╭─ ENTRIES PROVIDED
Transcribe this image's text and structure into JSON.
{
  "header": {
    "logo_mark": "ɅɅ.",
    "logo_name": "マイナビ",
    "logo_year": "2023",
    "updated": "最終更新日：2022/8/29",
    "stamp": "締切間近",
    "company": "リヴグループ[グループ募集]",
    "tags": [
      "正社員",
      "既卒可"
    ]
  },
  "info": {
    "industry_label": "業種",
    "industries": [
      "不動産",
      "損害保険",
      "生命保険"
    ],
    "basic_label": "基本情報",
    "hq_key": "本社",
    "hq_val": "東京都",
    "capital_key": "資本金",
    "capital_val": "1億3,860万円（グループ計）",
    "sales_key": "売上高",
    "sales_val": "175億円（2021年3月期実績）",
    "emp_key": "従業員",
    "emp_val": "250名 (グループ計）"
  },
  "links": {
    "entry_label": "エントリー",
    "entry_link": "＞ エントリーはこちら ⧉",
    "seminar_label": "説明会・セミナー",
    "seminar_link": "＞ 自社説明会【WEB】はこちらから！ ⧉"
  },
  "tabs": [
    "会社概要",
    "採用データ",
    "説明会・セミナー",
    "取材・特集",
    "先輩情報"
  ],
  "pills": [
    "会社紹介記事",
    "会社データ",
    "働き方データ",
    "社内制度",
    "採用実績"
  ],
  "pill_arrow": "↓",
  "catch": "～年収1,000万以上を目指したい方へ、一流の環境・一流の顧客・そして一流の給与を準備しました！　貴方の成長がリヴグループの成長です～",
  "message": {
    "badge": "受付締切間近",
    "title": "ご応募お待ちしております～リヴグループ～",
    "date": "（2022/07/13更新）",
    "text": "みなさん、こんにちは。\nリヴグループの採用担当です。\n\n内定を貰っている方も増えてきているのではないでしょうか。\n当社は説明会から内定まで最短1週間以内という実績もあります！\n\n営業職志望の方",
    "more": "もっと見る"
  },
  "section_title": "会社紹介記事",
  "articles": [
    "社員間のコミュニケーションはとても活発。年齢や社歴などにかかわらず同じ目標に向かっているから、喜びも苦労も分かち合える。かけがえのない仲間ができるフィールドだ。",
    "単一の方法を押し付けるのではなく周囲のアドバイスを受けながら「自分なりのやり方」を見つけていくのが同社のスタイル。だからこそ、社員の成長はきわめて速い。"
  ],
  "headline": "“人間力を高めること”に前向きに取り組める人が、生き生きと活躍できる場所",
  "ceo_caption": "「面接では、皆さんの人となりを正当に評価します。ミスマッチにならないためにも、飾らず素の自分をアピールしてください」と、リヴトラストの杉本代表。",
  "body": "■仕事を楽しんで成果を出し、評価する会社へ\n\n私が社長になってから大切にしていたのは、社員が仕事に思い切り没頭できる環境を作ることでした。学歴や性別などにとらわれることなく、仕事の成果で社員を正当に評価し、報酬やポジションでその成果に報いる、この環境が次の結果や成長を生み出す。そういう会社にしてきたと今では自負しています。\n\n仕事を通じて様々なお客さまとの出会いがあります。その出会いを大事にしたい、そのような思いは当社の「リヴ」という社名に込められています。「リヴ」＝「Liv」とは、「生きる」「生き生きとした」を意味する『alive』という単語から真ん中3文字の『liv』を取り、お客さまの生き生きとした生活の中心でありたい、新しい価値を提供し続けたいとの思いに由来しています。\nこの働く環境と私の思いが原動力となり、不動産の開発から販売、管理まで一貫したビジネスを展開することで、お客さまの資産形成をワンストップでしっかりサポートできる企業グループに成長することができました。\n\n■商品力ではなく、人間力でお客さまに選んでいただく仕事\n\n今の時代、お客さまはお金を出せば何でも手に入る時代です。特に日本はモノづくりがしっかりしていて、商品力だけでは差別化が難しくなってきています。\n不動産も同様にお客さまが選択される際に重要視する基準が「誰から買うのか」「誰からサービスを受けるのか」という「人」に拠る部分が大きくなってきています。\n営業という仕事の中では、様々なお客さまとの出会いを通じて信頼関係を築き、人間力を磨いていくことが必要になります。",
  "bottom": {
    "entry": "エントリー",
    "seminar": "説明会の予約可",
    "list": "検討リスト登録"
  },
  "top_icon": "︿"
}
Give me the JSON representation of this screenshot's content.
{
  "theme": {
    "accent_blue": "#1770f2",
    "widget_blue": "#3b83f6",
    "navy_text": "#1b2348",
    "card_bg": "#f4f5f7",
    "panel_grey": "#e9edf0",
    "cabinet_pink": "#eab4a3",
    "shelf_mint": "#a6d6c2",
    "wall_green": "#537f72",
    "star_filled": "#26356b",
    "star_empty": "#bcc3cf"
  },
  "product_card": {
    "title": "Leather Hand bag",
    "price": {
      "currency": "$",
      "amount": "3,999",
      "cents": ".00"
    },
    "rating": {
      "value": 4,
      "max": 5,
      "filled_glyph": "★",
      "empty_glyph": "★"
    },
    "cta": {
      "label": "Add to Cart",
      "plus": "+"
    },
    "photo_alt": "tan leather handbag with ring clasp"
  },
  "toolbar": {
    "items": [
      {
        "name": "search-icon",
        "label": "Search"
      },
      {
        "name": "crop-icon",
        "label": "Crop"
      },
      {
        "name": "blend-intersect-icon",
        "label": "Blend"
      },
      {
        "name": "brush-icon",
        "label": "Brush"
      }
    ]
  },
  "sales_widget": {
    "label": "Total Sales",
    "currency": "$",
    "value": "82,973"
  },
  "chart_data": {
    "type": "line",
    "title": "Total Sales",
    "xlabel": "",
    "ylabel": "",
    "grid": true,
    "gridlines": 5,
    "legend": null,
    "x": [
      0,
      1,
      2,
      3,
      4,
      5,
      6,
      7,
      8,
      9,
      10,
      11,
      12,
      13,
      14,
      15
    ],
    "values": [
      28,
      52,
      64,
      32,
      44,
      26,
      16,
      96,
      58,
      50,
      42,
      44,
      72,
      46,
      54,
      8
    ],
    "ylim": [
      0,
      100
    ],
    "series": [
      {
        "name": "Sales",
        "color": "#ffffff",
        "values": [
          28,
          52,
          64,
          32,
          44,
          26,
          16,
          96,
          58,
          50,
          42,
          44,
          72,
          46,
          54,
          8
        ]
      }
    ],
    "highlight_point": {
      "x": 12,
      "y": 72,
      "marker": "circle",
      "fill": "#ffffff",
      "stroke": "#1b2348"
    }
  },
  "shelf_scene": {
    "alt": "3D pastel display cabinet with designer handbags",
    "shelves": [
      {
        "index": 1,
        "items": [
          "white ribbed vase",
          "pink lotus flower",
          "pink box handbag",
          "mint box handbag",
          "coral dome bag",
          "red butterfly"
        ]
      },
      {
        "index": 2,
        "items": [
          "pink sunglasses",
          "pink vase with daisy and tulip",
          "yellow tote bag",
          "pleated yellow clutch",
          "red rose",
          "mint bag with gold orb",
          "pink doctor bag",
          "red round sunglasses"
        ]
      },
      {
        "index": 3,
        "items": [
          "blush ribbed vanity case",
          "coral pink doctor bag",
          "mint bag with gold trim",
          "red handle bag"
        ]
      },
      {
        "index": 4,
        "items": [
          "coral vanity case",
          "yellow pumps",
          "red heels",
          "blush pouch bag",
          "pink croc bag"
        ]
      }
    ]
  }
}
╰─
THE EXERCISE
Find every line in the records that contains the word "vase"; copy those lines.

EXERCISE OUTPUT
          "white ribbed vase",
          "pink vase with daisy and tulip",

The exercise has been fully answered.